── Data entries

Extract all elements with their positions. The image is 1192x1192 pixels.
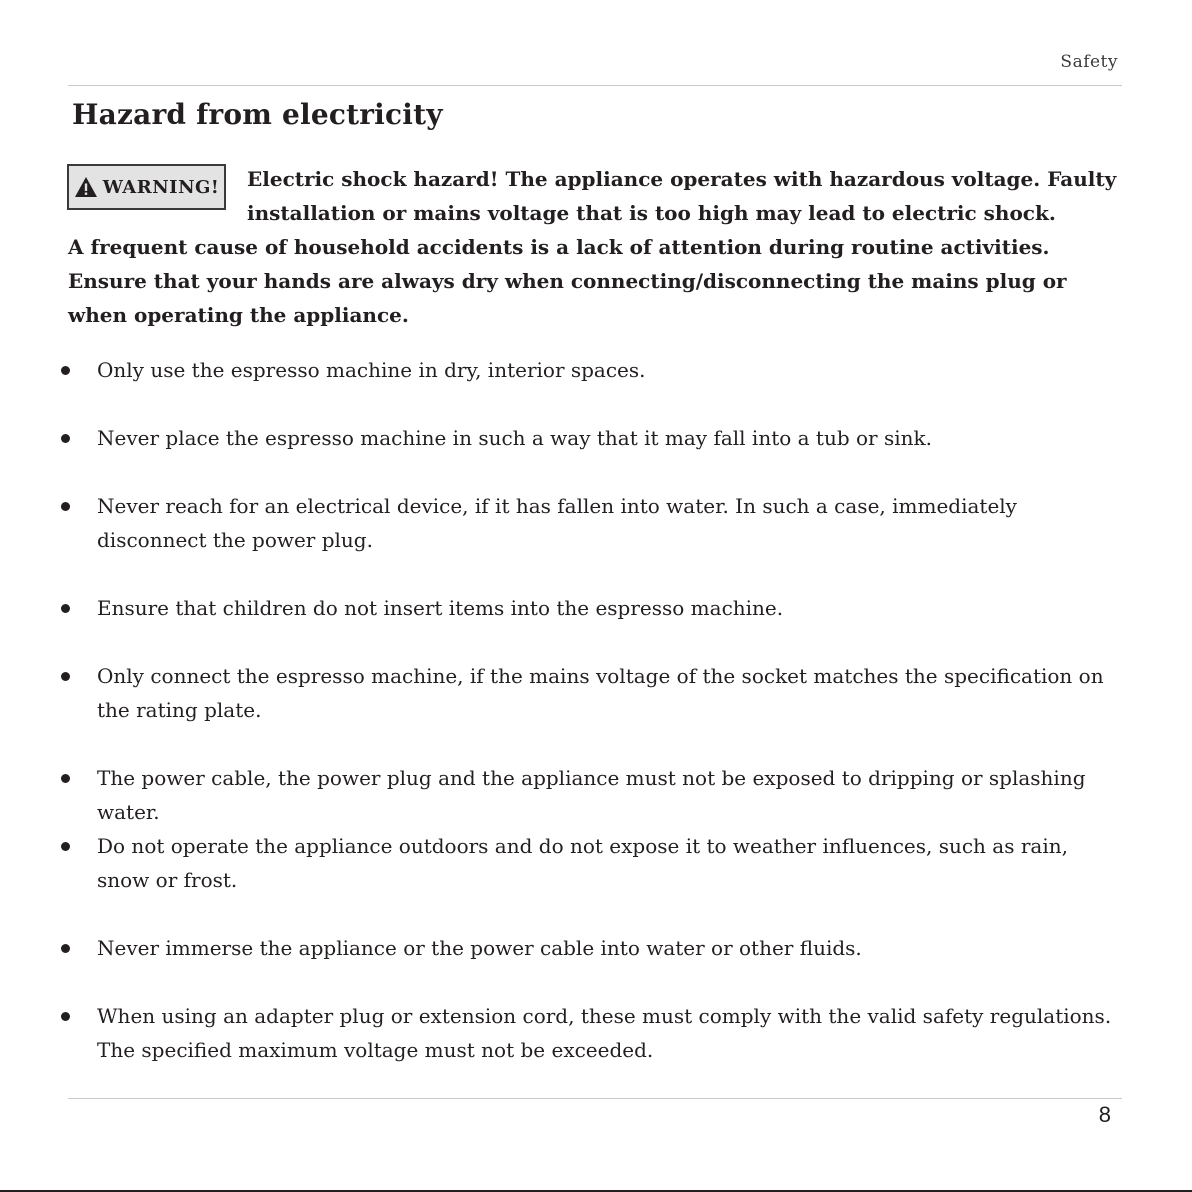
list-item-text: Never immerse the appliance or the power cable into water or other fluids. bbox=[97, 936, 862, 960]
header-divider bbox=[68, 85, 1122, 86]
list-item bbox=[58, 591, 1118, 625]
warning-badge bbox=[67, 164, 226, 210]
list-item bbox=[58, 489, 1118, 557]
list-item-text: Only use the espresso machine in dry, interior spaces. bbox=[97, 358, 646, 382]
list-item bbox=[58, 931, 1118, 965]
list-item-text: Never place the espresso machine in such a way that it may fall into a tub or sink. bbox=[97, 426, 932, 450]
bullet-dot-icon bbox=[61, 366, 70, 375]
list-item-text: When using an adapter plug or extension cord, these must comply with the valid safety regulations. The specified maximum voltage must not be exceeded. bbox=[97, 1004, 1112, 1062]
bullet-dot-icon bbox=[61, 944, 70, 953]
list-item bbox=[58, 829, 1118, 897]
list-item bbox=[58, 999, 1118, 1067]
bullet-dot-icon bbox=[61, 1012, 70, 1021]
list-item-text: Never reach for an electrical device, if it has fallen into water. In such a case, immediately disconnect the power plug. bbox=[97, 494, 1017, 552]
warning-lead-text: Electric shock hazard! The appliance operates with hazardous voltage. Faulty installation or mains voltage that is too high may lead to electric shock. bbox=[247, 167, 1117, 225]
list-item-text: Do not operate the appliance outdoors and do not expose it to weather influences, such as rain, snow or frost. bbox=[97, 834, 1068, 892]
page-number: 8 bbox=[1098, 1102, 1111, 1127]
warning-triangle-icon bbox=[74, 176, 98, 198]
bullet-dot-icon bbox=[61, 774, 70, 783]
page-title: Hazard from electricity bbox=[72, 98, 443, 131]
list-item-text: Ensure that children do not insert items into the espresso machine. bbox=[97, 596, 784, 620]
warning-badge-label: WARNING! bbox=[102, 176, 220, 198]
list-item bbox=[58, 421, 1118, 455]
bullet-dot-icon bbox=[61, 672, 70, 681]
bullet-dot-icon bbox=[61, 502, 70, 511]
list-item bbox=[58, 353, 1118, 387]
list-item-text: Only connect the espresso machine, if the mains voltage of the socket matches the specification on the rating plate. bbox=[97, 664, 1104, 722]
warning-body-text: A frequent cause of household accidents is a lack of attention during routine activities. Ensure that your hands are always dry when connecting/disconnecting the mains plug or when operating the appliance. bbox=[68, 235, 1067, 327]
footer-divider bbox=[68, 1098, 1122, 1099]
list-item-text: The power cable, the power plug and the appliance must not be exposed to dripping or splashing water. bbox=[97, 766, 1086, 824]
bullet-dot-icon bbox=[61, 604, 70, 613]
bullet-dot-icon bbox=[61, 842, 70, 851]
list-item bbox=[58, 659, 1118, 727]
bullet-dot-icon bbox=[61, 434, 70, 443]
list-item bbox=[58, 761, 1118, 829]
header-section-label: Safety bbox=[1060, 52, 1118, 72]
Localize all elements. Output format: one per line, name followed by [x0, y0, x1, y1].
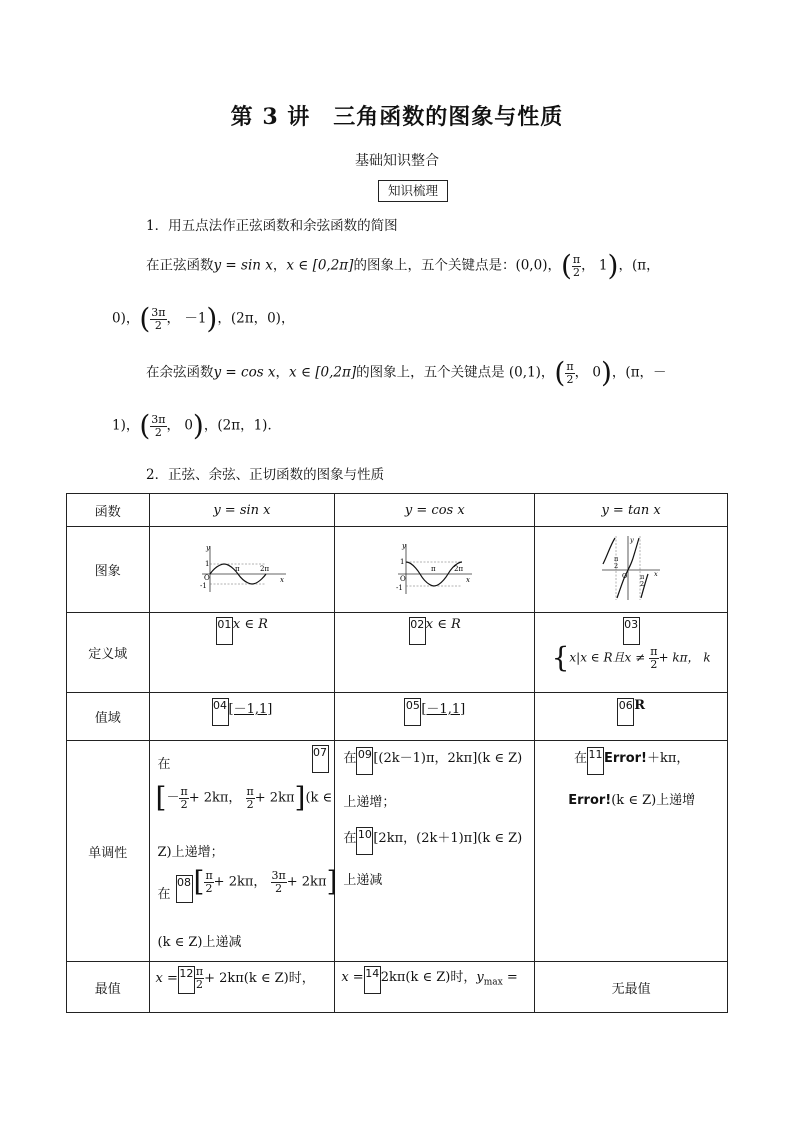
section-1-heading: 1．用五点法作正弦函数和余弦函数的简图: [146, 218, 398, 234]
cos-keypoints-line-1: [146, 356, 667, 389]
row-label: 值域: [67, 693, 150, 741]
axis-label: y: [630, 535, 634, 544]
text: ，(2π，1)．: [203, 417, 281, 434]
numerator: 3π: [271, 868, 286, 882]
fraction: [572, 254, 581, 279]
text: + 2kπ: [286, 874, 327, 890]
text: ， 1: [581, 257, 608, 274]
sin-keypoints-line-1: [146, 249, 660, 282]
numerator: π: [566, 359, 574, 373]
table-row-range: [67, 693, 728, 741]
answer-number: 03: [623, 617, 640, 645]
paren: ): [600, 356, 612, 389]
paren: ): [607, 249, 619, 282]
text: [2kπ，(2k＋1)π](k ∈ Z): [373, 831, 523, 846]
answer-number: 06: [617, 698, 634, 726]
text: －: [166, 790, 180, 806]
table-row-graph: [67, 527, 728, 613]
bracket: ]: [326, 865, 338, 898]
paren: (: [554, 356, 566, 389]
text: ，: [272, 257, 287, 274]
table-row-monotonicity: [67, 741, 728, 962]
text: =: [502, 970, 518, 985]
tan-increasing-line-1: [535, 747, 728, 775]
table-row-domain: [67, 613, 728, 693]
cos-mono-cell: [335, 741, 535, 962]
tick-label: -1: [395, 583, 403, 592]
tick-label: 2π: [259, 564, 269, 573]
text: y: [476, 970, 484, 985]
row-label: 图象: [67, 527, 150, 613]
tick-label: O: [399, 574, 406, 583]
cos-domain-cell: [335, 613, 535, 693]
numerator: π: [246, 784, 254, 798]
header-cell-tan: y = tan x: [535, 494, 728, 527]
tick-label: -1: [199, 581, 207, 590]
axis-label: y: [205, 543, 210, 552]
tan-increasing-line-2: [535, 789, 728, 808]
error-text: Error!: [604, 751, 647, 766]
fraction: [179, 786, 188, 811]
text: 在: [343, 751, 357, 766]
answer-number: 09: [356, 747, 373, 775]
tick-label: π: [614, 554, 619, 563]
axis-label: x: [465, 575, 470, 584]
text: 在正弦函数: [146, 257, 214, 274]
bracket: ]: [294, 781, 306, 814]
tan-graph-cell: [535, 527, 728, 613]
fraction: [150, 414, 166, 439]
numerator: π: [572, 252, 581, 266]
text: 的图象上，五个关键点是 (0,1)，: [356, 364, 555, 381]
text: (k ∈ Z)上递增: [611, 793, 696, 808]
sin-keypoints-line-2: [112, 302, 295, 335]
sin-extreme-cell: [149, 962, 335, 1013]
answer-text: x|x ∈ R且x ≠: [569, 650, 646, 665]
text: ， 0: [574, 364, 601, 381]
text: 在余弦函数: [146, 364, 214, 381]
subscript: max: [483, 977, 503, 988]
bracket: [: [155, 781, 167, 814]
answer-number: 11: [587, 747, 604, 775]
fraction: [246, 786, 255, 811]
header-cell-cos: y = cos x: [335, 494, 535, 527]
numerator: π: [205, 868, 213, 882]
fraction: [271, 870, 287, 895]
row-label: 最值: [67, 962, 150, 1013]
sin-graph: [196, 542, 288, 594]
section-subtitle: 基础知识整合: [355, 153, 439, 169]
fraction: [649, 646, 658, 671]
text: ＋kπ，: [647, 751, 690, 766]
numerator: π: [650, 644, 658, 658]
paren: (: [560, 249, 572, 282]
sin-range-cell: [149, 693, 335, 741]
text: Z)上递增；: [157, 845, 224, 860]
sin-mono-cell: [149, 741, 338, 962]
math-domain: x ∈ [0,2π]: [289, 364, 357, 381]
cos-range-cell: [335, 693, 535, 741]
denominator: 2: [573, 265, 581, 279]
sin-increasing-interval: [155, 781, 333, 814]
fraction: [565, 361, 574, 386]
answer-text: + kπ， k: [658, 650, 711, 665]
denominator: 2: [650, 657, 658, 671]
knowledge-box-label: 知识梳理: [378, 180, 448, 202]
text: 在: [157, 757, 171, 772]
text: 在: [157, 887, 171, 902]
tick-label: 2π: [453, 564, 463, 573]
denominator: 2: [566, 372, 574, 386]
axis-label: x: [654, 569, 658, 578]
header-cell-sin: y = sin x: [149, 494, 335, 527]
sin-decreasing-interval: [193, 865, 338, 898]
tan-range-cell: [535, 693, 728, 741]
cos-graph-cell: [335, 527, 535, 613]
text: ，(2π，0)，: [217, 310, 295, 327]
text: ， －1: [166, 310, 207, 327]
answer-number: 04: [212, 698, 229, 726]
text: 1)，: [112, 417, 140, 434]
text: x =: [341, 970, 364, 985]
trig-properties-table: [66, 493, 728, 1013]
tick-label: 2: [614, 561, 619, 570]
tick-label: π: [640, 572, 645, 581]
numerator: 3π: [151, 412, 166, 426]
denominator: 2: [275, 881, 283, 895]
text: + 2kπ，: [188, 790, 242, 806]
tick-label: O: [203, 573, 210, 582]
answer-number: 02: [409, 617, 426, 645]
denominator: 2: [154, 318, 162, 332]
fraction: [204, 870, 213, 895]
cos-keypoints-line-2: [112, 409, 281, 442]
fraction: [195, 966, 204, 991]
text: (k ∈ Z)上递减: [157, 935, 242, 950]
text: + 2kπ，: [213, 874, 267, 890]
answer-number: 07: [312, 745, 329, 773]
text: 在: [574, 751, 588, 766]
paren: (: [139, 302, 151, 335]
sin-graph-cell: [149, 527, 335, 613]
denominator: 2: [180, 797, 188, 811]
page-title: 第 3 讲 三角函数的图象与性质: [230, 104, 564, 130]
fraction: [150, 307, 166, 332]
answer-number: 08: [176, 875, 193, 903]
tan-mono-cell: [535, 741, 728, 962]
tick-label: 2: [640, 579, 645, 588]
math-sin: y = sin x: [213, 257, 273, 274]
row-label: 单调性: [67, 741, 150, 962]
answer-text: [－1,1]: [421, 702, 466, 717]
section-2-heading: 2．正弦、余弦、正切函数的图象与性质: [146, 467, 385, 483]
table-row-extreme: [67, 962, 728, 1013]
text: ，(π，: [618, 257, 660, 274]
text: ，: [275, 364, 290, 381]
row-label: 定义域: [67, 613, 150, 693]
answer-text: x ∈ R: [425, 617, 461, 632]
answer-number: 10: [356, 827, 373, 855]
text: 上递减: [343, 873, 383, 888]
paren: ): [206, 302, 218, 335]
text: 在: [343, 831, 357, 846]
cos-decreasing-interval: [343, 827, 522, 855]
tan-domain-cell: [535, 613, 728, 693]
answer-number: 14: [364, 966, 381, 994]
paren: (: [139, 409, 151, 442]
answer-number: 12: [178, 966, 195, 994]
text: 0)，: [112, 310, 140, 327]
tick-label: π: [234, 564, 240, 573]
tan-graph: [600, 534, 662, 602]
error-text: Error!: [568, 793, 612, 808]
text: [(2k－1)π，2kπ](k ∈ Z): [373, 751, 523, 766]
text: 上递增；: [343, 795, 396, 810]
answer-text: x ∈ R: [232, 617, 268, 632]
answer-number: 05: [404, 698, 421, 726]
tick-label: O: [622, 571, 628, 580]
axis-label: y: [401, 541, 406, 550]
tan-extreme-cell: 无最值: [535, 962, 728, 1013]
math-cos: y = cos x: [213, 364, 276, 381]
cos-graph: [394, 540, 476, 596]
paren: ): [192, 409, 204, 442]
math-domain: x ∈ [0,2π]: [286, 257, 354, 274]
numerator: π: [195, 965, 204, 978]
text: x =: [155, 971, 178, 986]
text: + 2kπ(k ∈ Z)时，: [204, 971, 315, 986]
axis-label: x: [279, 575, 284, 584]
answer-text: R: [634, 698, 646, 713]
tick-label: π: [430, 564, 436, 573]
tick-label: 1: [204, 559, 210, 568]
text: ， 0: [166, 417, 193, 434]
sin-domain-cell: [149, 613, 335, 693]
bracket: [: [193, 865, 205, 898]
answer-number: 01: [216, 617, 233, 645]
denominator: 2: [195, 978, 203, 991]
text: ，(π，－: [611, 364, 667, 381]
numerator: π: [180, 784, 188, 798]
header-cell: 函数: [67, 494, 150, 527]
denominator: 2: [154, 425, 162, 439]
cos-extreme-cell: [335, 962, 535, 1013]
denominator: 2: [246, 797, 254, 811]
table-header-row: [67, 494, 728, 527]
text: (k ∈: [305, 790, 333, 806]
denominator: 2: [205, 881, 213, 895]
brace: {: [551, 641, 570, 674]
text: 的图象上，五个关键点是：(0,0)，: [353, 257, 561, 274]
numerator: 3π: [151, 305, 166, 319]
tick-label: 1: [399, 557, 405, 566]
text: + 2kπ: [254, 790, 295, 806]
cos-increasing-interval: [343, 747, 522, 775]
answer-text: [－1,1]: [228, 702, 273, 717]
text: 2kπ(k ∈ Z)时，: [380, 970, 477, 985]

────

● **What is asked**:
Copy out the lines from the one containing "list-item-text: Never immerse" through the one containing "bullet-dot-icon bbox=[61, 366, 70, 375]", including both ends and changing nothing.

● **Task solution**:
list-item-text: Never immerse the appliance or the power cable into water or other fluids. bbox=[97, 936, 862, 960]
header-divider bbox=[68, 85, 1122, 86]
list-item bbox=[58, 591, 1118, 625]
warning-badge bbox=[67, 164, 226, 210]
list-item bbox=[58, 489, 1118, 557]
list-item-text: Only use the espresso machine in dry, interior spaces. bbox=[97, 358, 646, 382]
list-item bbox=[58, 931, 1118, 965]
list-item-text: Never place the espresso machine in such a way that it may fall into a tub or sink. bbox=[97, 426, 932, 450]
bullet-dot-icon bbox=[61, 366, 70, 375]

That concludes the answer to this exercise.